## What is asked
Search the entries for the word "doanh" and pull out each line that has it.

════════════════════

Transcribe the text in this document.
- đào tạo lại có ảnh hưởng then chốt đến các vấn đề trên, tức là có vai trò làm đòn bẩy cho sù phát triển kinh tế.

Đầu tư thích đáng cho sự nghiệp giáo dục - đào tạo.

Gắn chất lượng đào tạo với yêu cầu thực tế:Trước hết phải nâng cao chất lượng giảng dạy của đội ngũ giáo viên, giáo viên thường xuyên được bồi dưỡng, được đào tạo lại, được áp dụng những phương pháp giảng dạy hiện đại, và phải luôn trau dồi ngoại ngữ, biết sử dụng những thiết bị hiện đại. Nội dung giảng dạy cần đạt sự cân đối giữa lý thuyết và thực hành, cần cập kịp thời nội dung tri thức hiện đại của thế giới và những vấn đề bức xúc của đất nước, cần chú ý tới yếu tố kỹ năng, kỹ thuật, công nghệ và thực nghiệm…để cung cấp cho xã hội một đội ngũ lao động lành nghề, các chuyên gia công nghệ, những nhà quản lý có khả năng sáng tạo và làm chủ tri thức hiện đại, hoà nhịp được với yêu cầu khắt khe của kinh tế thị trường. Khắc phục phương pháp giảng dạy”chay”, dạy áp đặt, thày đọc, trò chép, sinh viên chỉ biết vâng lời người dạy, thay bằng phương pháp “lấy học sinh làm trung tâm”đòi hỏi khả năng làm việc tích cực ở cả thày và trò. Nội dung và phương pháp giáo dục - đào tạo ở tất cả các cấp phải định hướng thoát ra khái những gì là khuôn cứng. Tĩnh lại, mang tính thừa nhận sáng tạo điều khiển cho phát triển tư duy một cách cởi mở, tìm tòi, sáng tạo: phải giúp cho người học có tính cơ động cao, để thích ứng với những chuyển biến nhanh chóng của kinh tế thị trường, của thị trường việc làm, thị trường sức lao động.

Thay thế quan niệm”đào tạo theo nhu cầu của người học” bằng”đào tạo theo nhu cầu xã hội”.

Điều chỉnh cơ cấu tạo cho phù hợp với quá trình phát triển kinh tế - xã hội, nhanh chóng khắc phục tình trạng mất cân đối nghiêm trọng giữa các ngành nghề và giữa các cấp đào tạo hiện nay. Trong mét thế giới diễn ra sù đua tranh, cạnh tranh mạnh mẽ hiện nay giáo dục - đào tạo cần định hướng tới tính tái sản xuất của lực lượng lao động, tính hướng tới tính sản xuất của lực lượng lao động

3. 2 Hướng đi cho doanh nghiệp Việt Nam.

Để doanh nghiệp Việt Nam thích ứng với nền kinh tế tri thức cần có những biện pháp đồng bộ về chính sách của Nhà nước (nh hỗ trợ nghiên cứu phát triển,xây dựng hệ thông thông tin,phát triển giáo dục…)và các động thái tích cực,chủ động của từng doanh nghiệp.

════════════════════

## Problem solution
3. 2 Hướng đi cho doanh nghiệp Việt Nam.
Để doanh nghiệp Việt Nam thích ứng với nền kinh tế tri thức cần có những biện pháp đồng bộ về chính sách của Nhà nước (nh hỗ trợ nghiên cứu phát triển,xây dựng hệ thông thông tin,phát triển giáo dục…)và các động thái tích cực,chủ động của từng doanh nghiệp.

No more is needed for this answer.